━━ Cytowany tekst
Skocz do zawartości

Jazz dla mass i nas czyli I runda PO w Juta;)


Maxec

Rekomendowane odpowiedzi

No i doczekaliśmy się :P :!: Po trzech sezonach posuchy, w tym jednym sezonie tragedii a la "Zone Romantica", nasi ulubieńcy znów stają do walki o najwyższe cele.

 

Powiem szczerze - gdy w po sezonie 2003/4, bez Johna i Karla Jazzmani o włos byli od PO (42-40),a Jerry od włos od COTY, pomyślałem Kurcze przebudowa przyszła szybko i bezboleśnie. Nabycie Boozera i Okura, a także przedłużenie Giricka i Arroyo (kto go dziś w Jazz pamięta, a także róznych Vaughn'ów, Lopezów, Crottych, LaRue, Jacksonów gdy mamy D-Willa) dawało podstawy do myślenia o świetlanej przyszłości. Jednak kolejne dwa lata spowodowały, że mój zapał osłabł i byłem przekonany, że przez jakieś 3-5 lat Jazz będą jeszcze ekipą wyłącznie na 50% czyli co najwyżej przeciętną. A tutaj - zupełna odmiana :roll: :roll: :!:

 

Wiem, wiem ... zaraz pojawia się głosy o zdupczonej końcówce i utracie HCA. Ale Panowie, wygraliśmy pierwszy raz od 2000 r. dywizję. Jaka ona była taka była, ale mamy 6-7 rezultat w NBA. Wiem, ze świetne serie naszych mogły obiecywać bilans o jakieś 5-8 wygranych więcej i 3 seed na Zachodzie, ale przeciez, jak już ktoś napisał, przed sezonem 51 wygranych bralibyśmy w ciemno. Już zreszta część komentatorów uznaje Jazz obok Raps, za nawiększe zaskoczenie RS, co własnie Jerry'emu i Mitchellowi z Toronto dawałoby najwieksze szanse na COTY.
━━━━
━━ Dostarczony materiał
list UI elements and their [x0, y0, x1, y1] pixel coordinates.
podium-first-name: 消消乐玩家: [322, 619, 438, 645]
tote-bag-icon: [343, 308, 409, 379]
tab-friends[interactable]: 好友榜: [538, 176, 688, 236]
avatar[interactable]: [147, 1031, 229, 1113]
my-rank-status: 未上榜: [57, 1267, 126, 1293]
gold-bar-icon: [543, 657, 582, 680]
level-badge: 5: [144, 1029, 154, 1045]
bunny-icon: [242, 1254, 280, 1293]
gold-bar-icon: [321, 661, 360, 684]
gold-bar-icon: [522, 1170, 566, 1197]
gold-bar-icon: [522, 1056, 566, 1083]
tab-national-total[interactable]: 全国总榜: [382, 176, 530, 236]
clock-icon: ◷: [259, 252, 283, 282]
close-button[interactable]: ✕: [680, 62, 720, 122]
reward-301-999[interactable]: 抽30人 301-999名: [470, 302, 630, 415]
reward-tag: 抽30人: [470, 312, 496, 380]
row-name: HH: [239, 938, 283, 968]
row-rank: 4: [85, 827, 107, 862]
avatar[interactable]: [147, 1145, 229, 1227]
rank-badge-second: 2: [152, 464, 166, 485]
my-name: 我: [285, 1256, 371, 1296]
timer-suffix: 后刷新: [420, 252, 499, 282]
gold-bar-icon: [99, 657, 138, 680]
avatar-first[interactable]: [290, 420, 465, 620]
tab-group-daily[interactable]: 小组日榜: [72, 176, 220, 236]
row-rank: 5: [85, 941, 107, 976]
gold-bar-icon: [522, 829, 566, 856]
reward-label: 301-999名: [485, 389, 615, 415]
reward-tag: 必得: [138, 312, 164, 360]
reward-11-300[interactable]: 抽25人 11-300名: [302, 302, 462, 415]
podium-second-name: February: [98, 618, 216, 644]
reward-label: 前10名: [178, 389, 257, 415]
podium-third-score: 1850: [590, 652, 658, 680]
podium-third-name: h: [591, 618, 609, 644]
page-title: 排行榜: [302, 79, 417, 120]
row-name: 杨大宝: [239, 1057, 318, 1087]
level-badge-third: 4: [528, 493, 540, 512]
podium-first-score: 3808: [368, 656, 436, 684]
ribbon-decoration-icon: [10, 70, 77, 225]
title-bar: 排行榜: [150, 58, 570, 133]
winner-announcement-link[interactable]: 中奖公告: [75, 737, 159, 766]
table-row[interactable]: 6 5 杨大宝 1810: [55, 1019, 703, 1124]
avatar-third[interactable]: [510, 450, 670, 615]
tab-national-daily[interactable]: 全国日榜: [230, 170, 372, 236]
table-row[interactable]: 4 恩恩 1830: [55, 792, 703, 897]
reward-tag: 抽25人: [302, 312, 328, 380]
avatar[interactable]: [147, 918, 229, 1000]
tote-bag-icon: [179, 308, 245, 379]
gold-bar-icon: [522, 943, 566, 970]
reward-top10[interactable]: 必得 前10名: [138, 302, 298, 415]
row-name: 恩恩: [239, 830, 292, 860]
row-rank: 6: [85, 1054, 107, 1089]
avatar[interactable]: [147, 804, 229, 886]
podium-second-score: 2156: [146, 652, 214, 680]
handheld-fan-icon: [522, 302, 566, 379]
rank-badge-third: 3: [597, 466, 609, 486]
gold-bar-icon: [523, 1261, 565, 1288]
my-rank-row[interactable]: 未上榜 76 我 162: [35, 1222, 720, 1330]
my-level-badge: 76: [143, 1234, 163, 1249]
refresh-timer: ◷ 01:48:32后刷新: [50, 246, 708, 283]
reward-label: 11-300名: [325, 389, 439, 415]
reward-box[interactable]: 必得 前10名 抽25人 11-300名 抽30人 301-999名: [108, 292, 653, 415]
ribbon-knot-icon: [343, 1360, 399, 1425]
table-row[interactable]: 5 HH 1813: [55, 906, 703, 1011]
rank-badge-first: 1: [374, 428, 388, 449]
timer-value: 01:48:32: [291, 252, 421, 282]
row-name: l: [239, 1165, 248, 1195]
━━━━
Polecenia:
(A) Jaki bilans mieli Jazzmani w sezonie 2003/4 według wpisu o Jazz przed pierwszą rundą play-off?
(B) Kontynuuj wpis o Jazz przed pierwszą rundą play-off, zaczynając po jego ostatnim zdaniu.

Odpowiedzi do poleceń:
(A) 42-40.

(B)
 

W każdym razie bilans osiągnięty przez Sloana został uzyskany przy ... braku jakiś gwiazd w ekipie. Zwróćcie bowiem uwagę - w każdej drużynie z PO jest TWARZ, rozpoznawalny zawodnik, symbol i ikona Ligi. Heat - wiadomo "Diesel" i "Flash", Pistons - "Sheed", Billups i "Prince", SAS - chyba wiemy wszyscy, Nuggets - nie ma o czym mówić (AI i "Fatty" Carmelo) podobnie LAL, Suns, Mavs, a nawet GSW (Baron i J -Rich). Tymczasem Jazz takich twarzy nie mają.

 

Naszymi symbolami są "przekrętas" Carlos "The Looser", fałszywy center z Turcji, chudy jak szczapa Ruski, na dodatek przeżywajacy spadek formy, czy zbyt wolny i wykalkulowany i zimny jak na PG rozgrywający. Wiem, ze troche przesadziłem, ale mam nadzieję, że domyślacie się o co mi chodzi. Utah znów jest drużyną na miarę PO, znów gramy na wiosnę, ale nie zmienilismy sie ani do joty - ciężka praca, solidność, walka i lojalność - to się liczy i to daje naszemu trenerowi i naszej drużynie powera.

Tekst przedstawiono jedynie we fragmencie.